* Metin *
Müzeler kenti antalya
Kültür şehri Antalya hedefiyle 4’ü Kent Müzesi içinde olmak üzere 10 ayrı müze projesi ile meşgul olduklarını kaydeden Türel, “Bunun içinde, İslam Medeniyetleri Müzemizle Doğal Yaşam Parkı ve Müzesine kadar, Kent Müzesi Projesi ile tarihi nekropol alanına kadar birçok farklı proje var. Şehirler, kentler, meydanları ile anılır denilir, müzeleri ile bilinir denilir. Biz 4 bin metrekarelik Cumhuriyet Meydanımızı benim ilk dönemimde eski valilik binasını yıkarak 24 bin metre kareye çıkartıp, doğru düzgün bir kent meydanına 2006’lı senelerde ulaşabildik. Ama bir bakın diğer rakibimiz olan şehirlere, hepsinin kent meydanları adeta 100 yıllık tarihleri ile orada korkunç bir cazibe merkezi olarak dimdik ayakta durmaktadır. Ve şimdi Cumhuriyet Meydanımızı da yüzde 20 daha da büyüterek adında yakışır hale getiriyoruz. İnşallah meydanın açılışını 30 Ağustos’ta Zafer Bayramımızla birlikte gerçekleştirmiş olacağız” şeklinde konuştu.
Boğaçayı projesi
“Bizim Antalya hedeflerimiz çok farklı” diyen Türel, Boğacayı Projesi’ni anlattı. Boğaçayı Projesi’nin içinde 4 ayrı etabı olan bir proje olduğunu belirten Başkan Türel, şunları aktardı: “Yat Limanı ile dere ağzı ve dere ağzındaki yeşil halka açık rekreasyon alanları ile ve hemen dağın arkasındaki sinema platolarıyla müthiş bir proje. Bugün sinema platosu dediğimizde hemen herkesin aklına Hollywood ve Los Angeles geliyor. Ben 3, 4 kez gittim bu projemizle ilgili oradaki en önemli prodüktörlerle görüştüm. Anlattım projemizi. Los Angeles, Hollywood’ta 300 dönümlük bir arazide Universal Stüdyosu kurulmuş, tükenmiş alan kalmamış. Maliyetleri fevkalade yüksek. ‘Antalya’da sinema platolarının içine sinema akademisini de koyacağız. Çok daha düşük maliyetle ve tabi. Los Angeles’ın sunduğu imkanlardan daha fazlasını bulabileceğiniz bir şehirden bahsediyoruz’ dedim. Güneş ışığının film çekimi için açısın en uygun olduğu iki şehir varmış. Birisi Los Angeles birisi Antalya. Bilimsel olarak teyit edildi. Böyle farklılıkları, böyle zenginliği olan bir Antalya’dan bahsediyoruz. Onlardan daha çok varımız mevcut. Ve sinema stüdyolarının tabi yanında entertainment merkezi ile birlikte getirdiğimizde bir sistemi Büyük Limanın oradan, Yat Limanı’ndan, Boğaçayı’nın dere kenarından sinema stüdyolarına dağın arkasına kadar kendi içinde bir shuttle raylı sistemle de bağlayacağız. Hatta Tünektepe’den bir teleferik hattını da dağın üstünden sinema stüdyolarının olduğu yere indireceğiz. Böylelikle çok farklı bir cazibe merkezi oluşturacağız. Burası şehrin merkezinden çok daha yüksek bir ziyaretçi sayısına sahip olacaktır. Fizibilitemizi gelir gider tablomuzu 1 milyona göre kötümser tahminlerle ortaya koyuyoruz.”

* Görev A *
Kayıtların başından "- price-tag-label: 0.0005883: [882, 268, 927, 279]" ifadesinin geçtiği satıra kadar (bu satır dâhil) olan satırları bir JSON dize listesine dönüştürün. Her satır bir dize olsun, boş satırlar atlansın.
Aşağıdaki kayıtların bu metinle hiçbir bağlantısı yoktur.

* Alıştırma kayıtları *

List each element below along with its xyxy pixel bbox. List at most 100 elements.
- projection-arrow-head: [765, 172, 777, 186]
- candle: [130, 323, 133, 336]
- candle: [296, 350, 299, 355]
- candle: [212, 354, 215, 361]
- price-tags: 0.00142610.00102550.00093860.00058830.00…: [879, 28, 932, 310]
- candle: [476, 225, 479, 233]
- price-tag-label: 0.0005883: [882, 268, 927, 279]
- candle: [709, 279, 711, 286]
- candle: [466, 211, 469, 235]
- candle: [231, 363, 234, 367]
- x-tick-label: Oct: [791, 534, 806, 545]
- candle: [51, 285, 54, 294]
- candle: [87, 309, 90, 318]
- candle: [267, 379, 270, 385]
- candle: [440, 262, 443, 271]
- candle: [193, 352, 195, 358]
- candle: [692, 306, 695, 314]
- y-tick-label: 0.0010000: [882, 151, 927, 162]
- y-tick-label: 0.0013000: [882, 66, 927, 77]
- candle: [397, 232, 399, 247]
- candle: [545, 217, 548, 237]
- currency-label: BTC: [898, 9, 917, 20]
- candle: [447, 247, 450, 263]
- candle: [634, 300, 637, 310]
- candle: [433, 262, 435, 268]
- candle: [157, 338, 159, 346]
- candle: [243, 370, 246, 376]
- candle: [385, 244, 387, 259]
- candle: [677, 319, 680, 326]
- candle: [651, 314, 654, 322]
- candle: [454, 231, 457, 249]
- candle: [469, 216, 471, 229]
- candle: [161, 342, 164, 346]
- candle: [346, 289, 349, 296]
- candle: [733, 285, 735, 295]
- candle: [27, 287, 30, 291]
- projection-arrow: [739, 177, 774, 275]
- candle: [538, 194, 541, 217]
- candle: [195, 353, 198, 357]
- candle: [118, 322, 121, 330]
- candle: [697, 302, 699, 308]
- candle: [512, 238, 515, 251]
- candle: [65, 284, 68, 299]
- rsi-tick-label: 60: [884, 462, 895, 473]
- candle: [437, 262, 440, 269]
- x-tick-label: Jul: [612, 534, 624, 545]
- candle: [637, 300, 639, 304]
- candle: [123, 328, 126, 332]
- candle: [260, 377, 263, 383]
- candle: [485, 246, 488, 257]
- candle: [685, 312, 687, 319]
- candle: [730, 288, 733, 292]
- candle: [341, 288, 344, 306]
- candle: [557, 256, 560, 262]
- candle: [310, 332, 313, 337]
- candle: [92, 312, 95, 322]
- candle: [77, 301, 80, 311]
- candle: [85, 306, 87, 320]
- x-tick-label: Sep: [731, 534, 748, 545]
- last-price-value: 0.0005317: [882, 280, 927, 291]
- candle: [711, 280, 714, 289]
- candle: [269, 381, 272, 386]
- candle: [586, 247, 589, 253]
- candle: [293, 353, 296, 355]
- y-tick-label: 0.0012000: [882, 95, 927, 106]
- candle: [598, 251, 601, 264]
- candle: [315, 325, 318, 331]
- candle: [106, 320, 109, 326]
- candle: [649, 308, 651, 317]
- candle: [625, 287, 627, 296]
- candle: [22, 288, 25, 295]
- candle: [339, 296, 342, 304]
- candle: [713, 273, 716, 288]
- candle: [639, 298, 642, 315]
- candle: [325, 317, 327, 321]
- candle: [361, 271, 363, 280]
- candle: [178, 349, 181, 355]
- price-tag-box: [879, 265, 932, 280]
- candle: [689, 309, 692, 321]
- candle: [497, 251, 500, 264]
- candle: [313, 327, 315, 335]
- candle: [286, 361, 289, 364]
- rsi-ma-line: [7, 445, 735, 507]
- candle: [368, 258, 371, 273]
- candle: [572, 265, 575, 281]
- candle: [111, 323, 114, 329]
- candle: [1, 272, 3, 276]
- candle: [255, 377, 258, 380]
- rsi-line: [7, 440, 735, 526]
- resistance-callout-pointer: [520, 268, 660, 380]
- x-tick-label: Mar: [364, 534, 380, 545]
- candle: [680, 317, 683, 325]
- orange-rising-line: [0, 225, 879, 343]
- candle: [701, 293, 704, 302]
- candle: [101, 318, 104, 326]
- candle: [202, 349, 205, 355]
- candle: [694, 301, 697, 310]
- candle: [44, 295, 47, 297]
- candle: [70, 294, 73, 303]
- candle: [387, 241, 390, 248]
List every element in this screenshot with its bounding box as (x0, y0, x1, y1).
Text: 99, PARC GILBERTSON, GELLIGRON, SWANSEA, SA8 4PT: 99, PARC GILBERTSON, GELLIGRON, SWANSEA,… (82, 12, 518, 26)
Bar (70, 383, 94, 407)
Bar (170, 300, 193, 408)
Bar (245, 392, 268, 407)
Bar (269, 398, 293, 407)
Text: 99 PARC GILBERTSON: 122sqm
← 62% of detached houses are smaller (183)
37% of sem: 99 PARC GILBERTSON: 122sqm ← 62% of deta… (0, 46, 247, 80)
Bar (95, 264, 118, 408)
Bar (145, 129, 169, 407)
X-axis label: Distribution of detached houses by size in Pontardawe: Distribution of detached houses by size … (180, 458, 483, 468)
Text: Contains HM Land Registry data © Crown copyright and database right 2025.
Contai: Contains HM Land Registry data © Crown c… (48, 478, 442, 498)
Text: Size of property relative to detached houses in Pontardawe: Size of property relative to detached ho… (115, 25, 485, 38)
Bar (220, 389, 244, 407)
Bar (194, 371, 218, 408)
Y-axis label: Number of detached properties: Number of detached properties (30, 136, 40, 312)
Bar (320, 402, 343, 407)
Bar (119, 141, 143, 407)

* Görev B *
Antalya'daki müze ve Boğaçayı projelerini anlatan metni kaldığı yerden sürdürün.

* Görev çıktısı A *
[
  "List each element below along with its xyxy pixel bbox. List at most 100 elements.",
  "- projection-arrow-head: [765, 172, 777, 186]",
  "- candle: [130, 323, 133, 336]",
  "- candle: [296, 350, 299, 355]",
  "- candle: [212, 354, 215, 361]",
  "- price-tags: 0.00142610.00102550.00093860.00058830.00…: [879, 28, 932, 310]",
  "- candle: [476, 225, 479, 233]",
  "- price-tag-label: 0.0005883: [882, 268, 927, 279]"
]

* Görev çıktısı B *
Bakanlık ve belediye bir ilki gerçekleştirecek
Türel şöyle devam etti: “Burada başka bir şey yapıyoruz sinema stüdyoları olduğu 787 dönüm ki 5 bin dönüme genişleyebilecek bir rezerv alanımız var. Maliye Bakanlığımızla yine 30 dönümde dere kenarında 7 dönümü Büyükşehir’in 23 dönümü Milli Emlak’ın olmak üzere bir alanı mülkiyet satışıyla proje finansmanında kullanacak proje esaslı bir noktaya taşıyoruz. Değirmenin suyu nereden gelecek diyorsanız işte finansmanı kendi içinde. Maliye Bakanımıza dedim ki oradaki maliye mülkiyetlerini ben satın almak istiyorum belediye olarak, satarsanız sevinirim. Bunu da neden talep ettim, çünkü finansman kolaylığı sağlıyor. Burada işte mülkiyet satışına gidiyoruz. Sayın Bakana satar mısınız dediğimde, birlikte satalım birlikte paylaşalım dedi.
Formülü bende dedi.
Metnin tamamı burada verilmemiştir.